§ **PROBLEM STATEMENT**
Transcribe all the entries word for word, but omit the images.

§ **DATA LISTING**
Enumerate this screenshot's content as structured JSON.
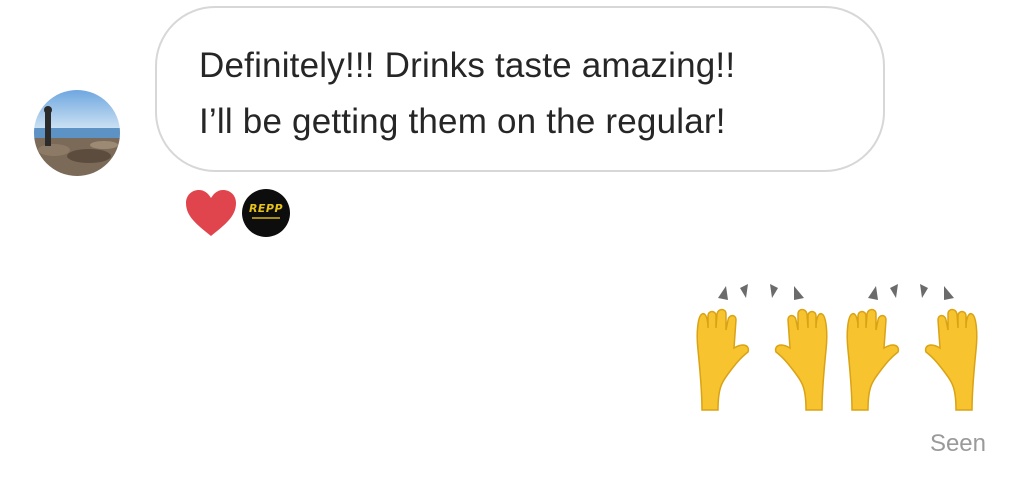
{
  "conversation": {
    "incoming_message": {
      "lines": [
        "Definitely!!! Drinks taste amazing!!",
        "I’ll be getting them on the regular!"
      ]
    },
    "reactions": [
      {
        "type": "heart",
        "icon": "heart-icon",
        "color": "#e0454d"
      },
      {
        "type": "reactor-avatar",
        "logo_text": "REPP"
      }
    ],
    "outgoing_message": {
      "emoji": "🙌🙌",
      "emoji_name": "raising-hands-icon"
    },
    "status": {
      "seen_label": "Seen"
    }
  },
  "colors": {
    "bubble_border": "#d7d7d7",
    "text": "#262626",
    "status_text": "#9a9a9a",
    "emoji_yellow": "#f7c32e"
  }
}
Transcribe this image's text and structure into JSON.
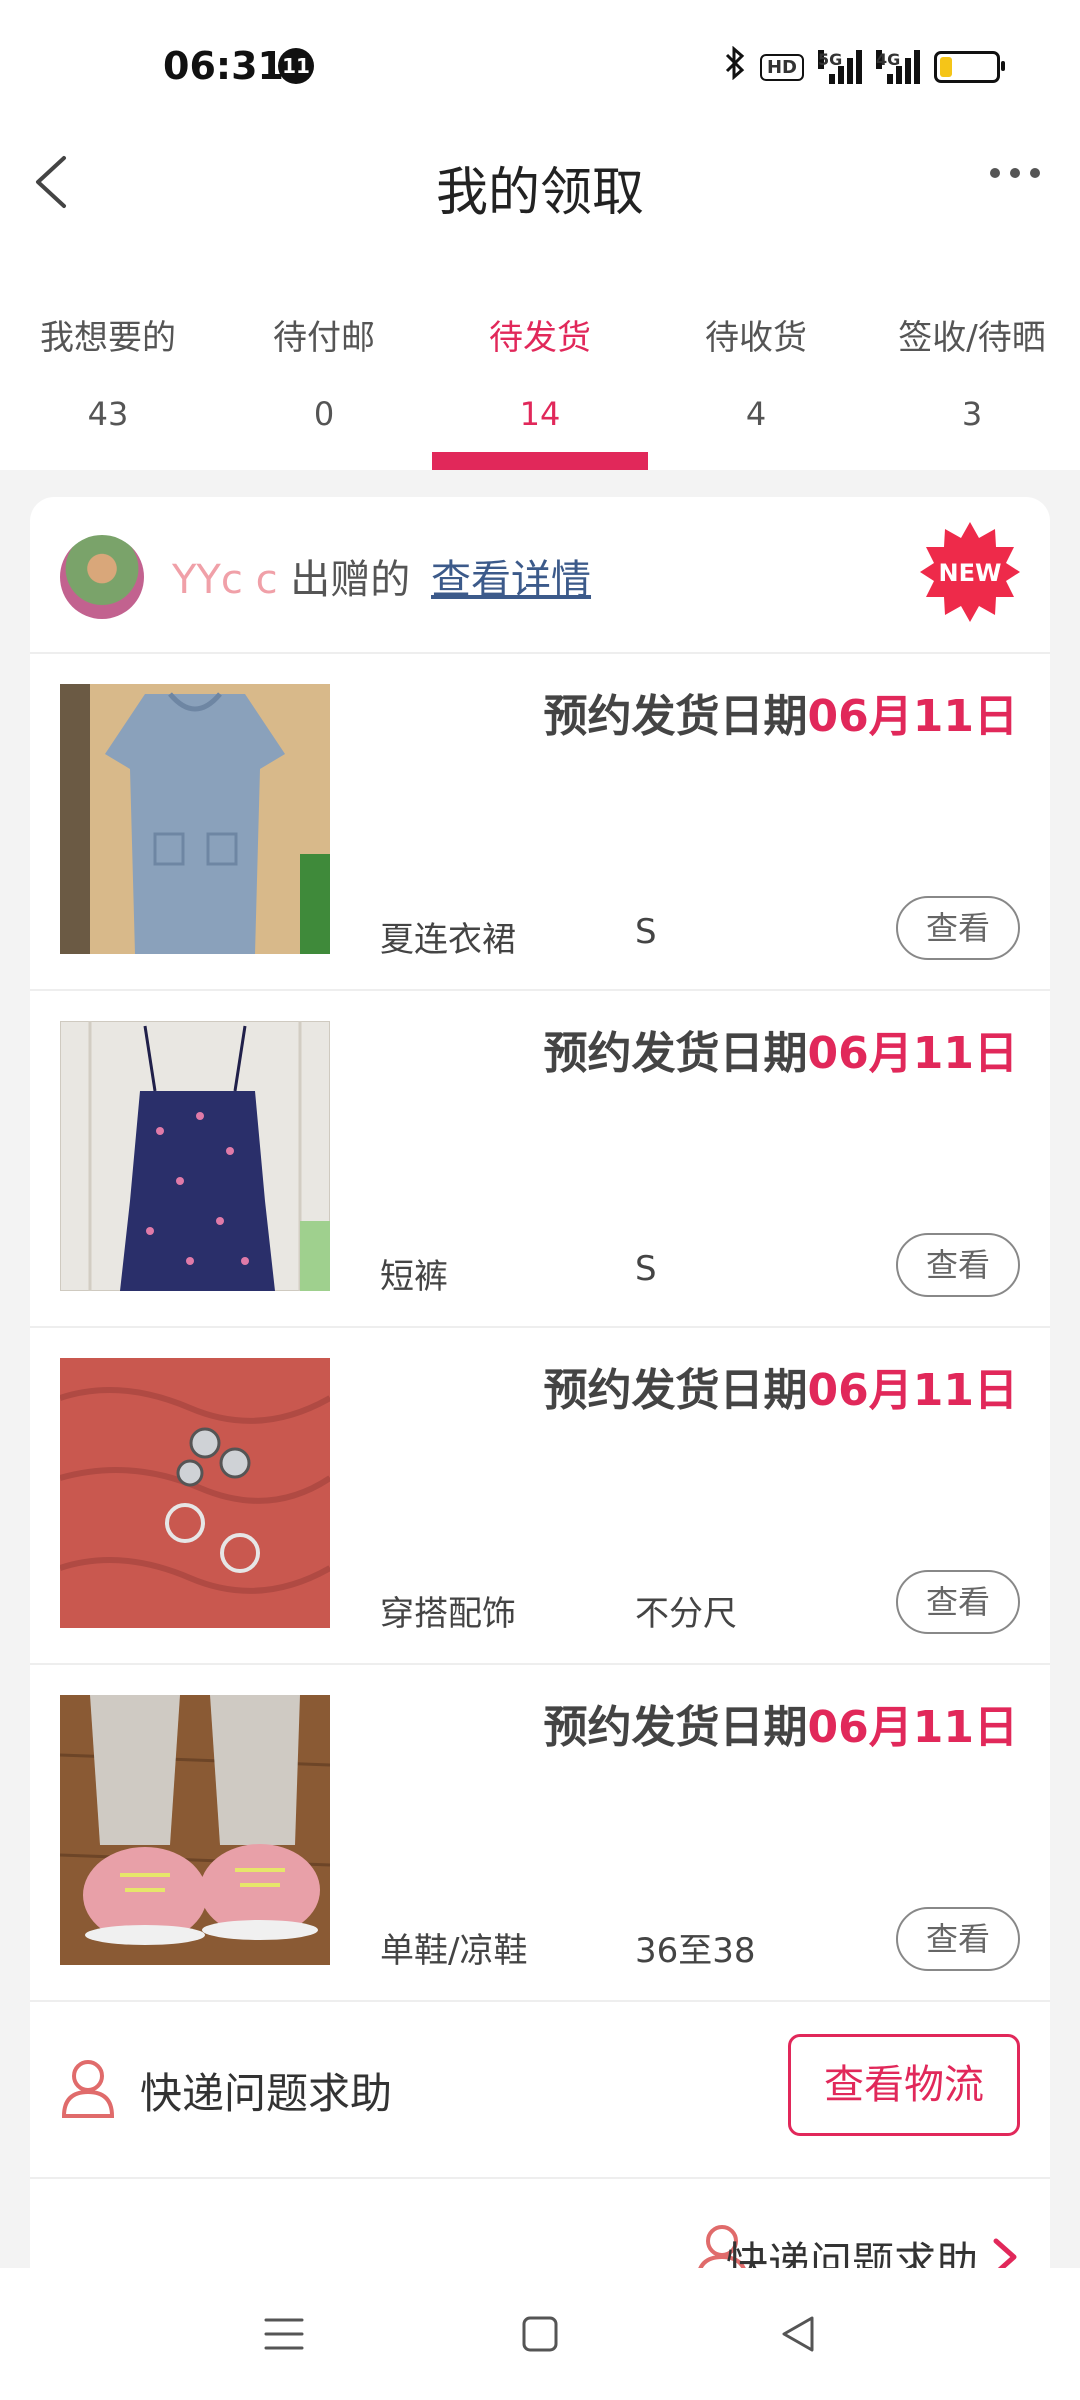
{
  "status_bar": {
    "time": "06:31",
    "notification_count": "11",
    "icons": [
      "bluetooth-icon",
      "hd-icon",
      "signal-5g-icon",
      "signal-4g-icon",
      "battery-icon"
    ],
    "hd_label": "HD",
    "sig1_label": "5G",
    "sig2_label": "4G"
  },
  "header": {
    "title": "我的领取",
    "back_icon": "back-icon",
    "more_icon": "more-icon"
  },
  "tabs": [
    {
      "label": "我想要的",
      "count": "43",
      "active": false
    },
    {
      "label": "待付邮",
      "count": "0",
      "active": false
    },
    {
      "label": "待发货",
      "count": "14",
      "active": true
    },
    {
      "label": "待收货",
      "count": "4",
      "active": false
    },
    {
      "label": "签收/待晒",
      "count": "3",
      "active": false
    }
  ],
  "order": {
    "giver_name": "YYc c",
    "giver_suffix": "出赠的",
    "detail_link": "查看详情",
    "new_badge": "NEW",
    "items": [
      {
        "date_prefix": "预约发货日期",
        "date": "06月11日",
        "category": "夏连衣裙",
        "size": "S",
        "view_label": "查看",
        "thumb": "blue-dress"
      },
      {
        "date_prefix": "预约发货日期",
        "date": "06月11日",
        "category": "短裤",
        "size": "S",
        "view_label": "查看",
        "thumb": "floral-romper"
      },
      {
        "date_prefix": "预约发货日期",
        "date": "06月11日",
        "category": "穿搭配饰",
        "size": "不分尺",
        "view_label": "查看",
        "thumb": "earrings"
      },
      {
        "date_prefix": "预约发货日期",
        "date": "06月11日",
        "category": "单鞋/凉鞋",
        "size": "36至38",
        "view_label": "查看",
        "thumb": "pink-sneakers"
      }
    ],
    "help_label": "快递问题求助",
    "logistics_label": "查看物流"
  },
  "bottom_help_label": "快递问题求助",
  "colors": {
    "accent": "#e1285a",
    "link": "#3c5a8a",
    "giver_name": "#f0a0a8"
  }
}
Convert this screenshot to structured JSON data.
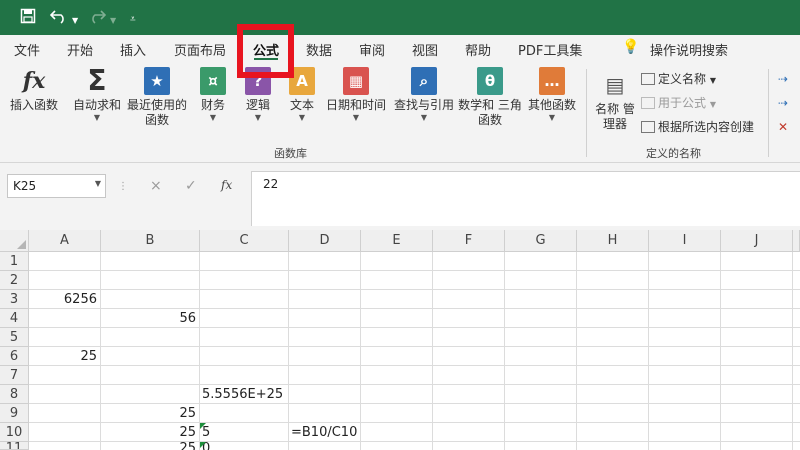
{
  "colors": {
    "titlebar": "#217346",
    "highlight": "#e8141f",
    "active_tab_underline": "#217346"
  },
  "quick_access": {
    "save_icon": "save-icon",
    "undo_icon": "undo-icon",
    "redo_icon": "redo-icon",
    "customize_icon": "customize-quick-access-icon"
  },
  "tabs": [
    {
      "label": "文件"
    },
    {
      "label": "开始"
    },
    {
      "label": "插入"
    },
    {
      "label": "页面布局"
    },
    {
      "label": "公式"
    },
    {
      "label": "数据"
    },
    {
      "label": "审阅"
    },
    {
      "label": "视图"
    },
    {
      "label": "帮助"
    },
    {
      "label": "PDF工具集"
    }
  ],
  "search": {
    "icon": "lightbulb-icon",
    "label": "操作说明搜索"
  },
  "ribbon": {
    "insert_function": {
      "icon_text": "fx",
      "label": "插入函数"
    },
    "autosum": {
      "icon_text": "Σ",
      "label": "自动求和"
    },
    "recent": {
      "label_line1": "最近使用的",
      "label_line2": "函数"
    },
    "financial": {
      "label": "财务"
    },
    "logical": {
      "label": "逻辑"
    },
    "text": {
      "label": "文本"
    },
    "datetime": {
      "label": "日期和时间"
    },
    "lookup": {
      "label": "查找与引用"
    },
    "math": {
      "icon_text": "θ",
      "label_line1": "数学和",
      "label_line2": "三角函数"
    },
    "more": {
      "label": "其他函数"
    },
    "library_group_label": "函数库",
    "name_manager": {
      "label_line1": "名称",
      "label_line2": "管理器"
    },
    "define_name": {
      "label": "定义名称"
    },
    "use_in_formula": {
      "label": "用于公式"
    },
    "create_from_selection": {
      "label": "根据所选内容创建"
    },
    "defined_names_group_label": "定义的名称"
  },
  "formula_bar": {
    "name_box": "K25",
    "cancel_icon": "×",
    "enter_icon": "✓",
    "fx_icon": "fx",
    "value": "22"
  },
  "columns": [
    "A",
    "B",
    "C",
    "D",
    "E",
    "F",
    "G",
    "H",
    "I",
    "J"
  ],
  "rows": [
    "1",
    "2",
    "3",
    "4",
    "5",
    "6",
    "7",
    "8",
    "9",
    "10",
    "11"
  ],
  "cells": {
    "A3": "6256",
    "B4": "56",
    "A6": "25",
    "C8": "5.5556E+25",
    "B9": "25",
    "B10": "25",
    "C10": "5",
    "D10": "=B10/C10",
    "B11": "25",
    "C11": "0"
  }
}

§ **SOLUTION FOR THIS PROBLEM**
Enumerate this screenshot's content as structured JSON.
{
  "conversation": {
    "incoming_message": {
      "lines": [
        "Definitely!!! Drinks taste amazing!!",
        "I’ll be getting them on the regular!"
      ]
    },
    "reactions": [
      {
        "type": "heart",
        "icon": "heart-icon",
        "color": "#e0454d"
      },
      {
        "type": "reactor-avatar",
        "logo_text": "REPP"
      }
    ],
    "outgoing_message": {
      "emoji": "🙌🙌",
      "emoji_name": "raising-hands-icon"
    },
    "status": {
      "seen_label": "Seen"
    }
  },
  "colors": {
    "bubble_border": "#d7d7d7",
    "text": "#262626",
    "status_text": "#9a9a9a",
    "emoji_yellow": "#f7c32e"
  }
}
Transcribe this image's text and structure into JSON.
{
  "status_bar": {
    "time": "06:31",
    "notification_count": "11",
    "icons": [
      "bluetooth-icon",
      "hd-icon",
      "signal-5g-icon",
      "signal-4g-icon",
      "battery-icon"
    ],
    "hd_label": "HD",
    "sig1_label": "5G",
    "sig2_label": "4G"
  },
  "header": {
    "title": "我的领取",
    "back_icon": "back-icon",
    "more_icon": "more-icon"
  },
  "tabs": [
    {
      "label": "我想要的",
      "count": "43",
      "active": false
    },
    {
      "label": "待付邮",
      "count": "0",
      "active": false
    },
    {
      "label": "待发货",
      "count": "14",
      "active": true
    },
    {
      "label": "待收货",
      "count": "4",
      "active": false
    },
    {
      "label": "签收/待晒",
      "count": "3",
      "active": false
    }
  ],
  "order": {
    "giver_name": "YYc c",
    "giver_suffix": "出赠的",
    "detail_link": "查看详情",
    "new_badge": "NEW",
    "items": [
      {
        "date_prefix": "预约发货日期",
        "date": "06月11日",
        "category": "夏连衣裙",
        "size": "S",
        "view_label": "查看",
        "thumb": "blue-dress"
      },
      {
        "date_prefix": "预约发货日期",
        "date": "06月11日",
        "category": "短裤",
        "size": "S",
        "view_label": "查看",
        "thumb": "floral-romper"
      },
      {
        "date_prefix": "预约发货日期",
        "date": "06月11日",
        "category": "穿搭配饰",
        "size": "不分尺",
        "view_label": "查看",
        "thumb": "earrings"
      },
      {
        "date_prefix": "预约发货日期",
        "date": "06月11日",
        "category": "单鞋/凉鞋",
        "size": "36至38",
        "view_label": "查看",
        "thumb": "pink-sneakers"
      }
    ],
    "help_label": "快递问题求助",
    "logistics_label": "查看物流"
  },
  "bottom_help_label": "快递问题求助",
  "colors": {
    "accent": "#e1285a",
    "link": "#3c5a8a",
    "giver_name": "#f0a0a8"
  }
}
Convert this screenshot to structured JSON data.
{
  "colors": {
    "titlebar": "#217346",
    "highlight": "#e8141f",
    "active_tab_underline": "#217346"
  },
  "quick_access": {
    "save_icon": "save-icon",
    "undo_icon": "undo-icon",
    "redo_icon": "redo-icon",
    "customize_icon": "customize-quick-access-icon"
  },
  "tabs": [
    {
      "label": "文件"
    },
    {
      "label": "开始"
    },
    {
      "label": "插入"
    },
    {
      "label": "页面布局"
    },
    {
      "label": "公式"
    },
    {
      "label": "数据"
    },
    {
      "label": "审阅"
    },
    {
      "label": "视图"
    },
    {
      "label": "帮助"
    },
    {
      "label": "PDF工具集"
    }
  ],
  "search": {
    "icon": "lightbulb-icon",
    "label": "操作说明搜索"
  },
  "ribbon": {
    "insert_function": {
      "icon_text": "fx",
      "label": "插入函数"
    },
    "autosum": {
      "icon_text": "Σ",
      "label": "自动求和"
    },
    "recent": {
      "label_line1": "最近使用的",
      "label_line2": "函数"
    },
    "financial": {
      "label": "财务"
    },
    "logical": {
      "label": "逻辑"
    },
    "text": {
      "label": "文本"
    },
    "datetime": {
      "label": "日期和时间"
    },
    "lookup": {
      "label": "查找与引用"
    },
    "math": {
      "icon_text": "θ",
      "label_line1": "数学和",
      "label_line2": "三角函数"
    },
    "more": {
      "label": "其他函数"
    },
    "library_group_label": "函数库",
    "name_manager": {
      "label_line1": "名称",
      "label_line2": "管理器"
    },
    "define_name": {
      "label": "定义名称"
    },
    "use_in_formula": {
      "label": "用于公式"
    },
    "create_from_selection": {
      "label": "根据所选内容创建"
    },
    "defined_names_group_label": "定义的名称"
  },
  "formula_bar": {
    "name_box": "K25",
    "cancel_icon": "×",
    "enter_icon": "✓",
    "fx_icon": "fx",
    "value": "22"
  },
  "columns": [
    "A",
    "B",
    "C",
    "D",
    "E",
    "F",
    "G",
    "H",
    "I",
    "J"
  ],
  "rows": [
    "1",
    "2",
    "3",
    "4",
    "5",
    "6",
    "7",
    "8",
    "9",
    "10",
    "11"
  ],
  "cells": {
    "A3": "6256",
    "B4": "56",
    "A6": "25",
    "C8": "5.5556E+25",
    "B9": "25",
    "B10": "25",
    "C10": "5",
    "D10": "=B10/C10",
    "B11": "25",
    "C11": "0"
  }
}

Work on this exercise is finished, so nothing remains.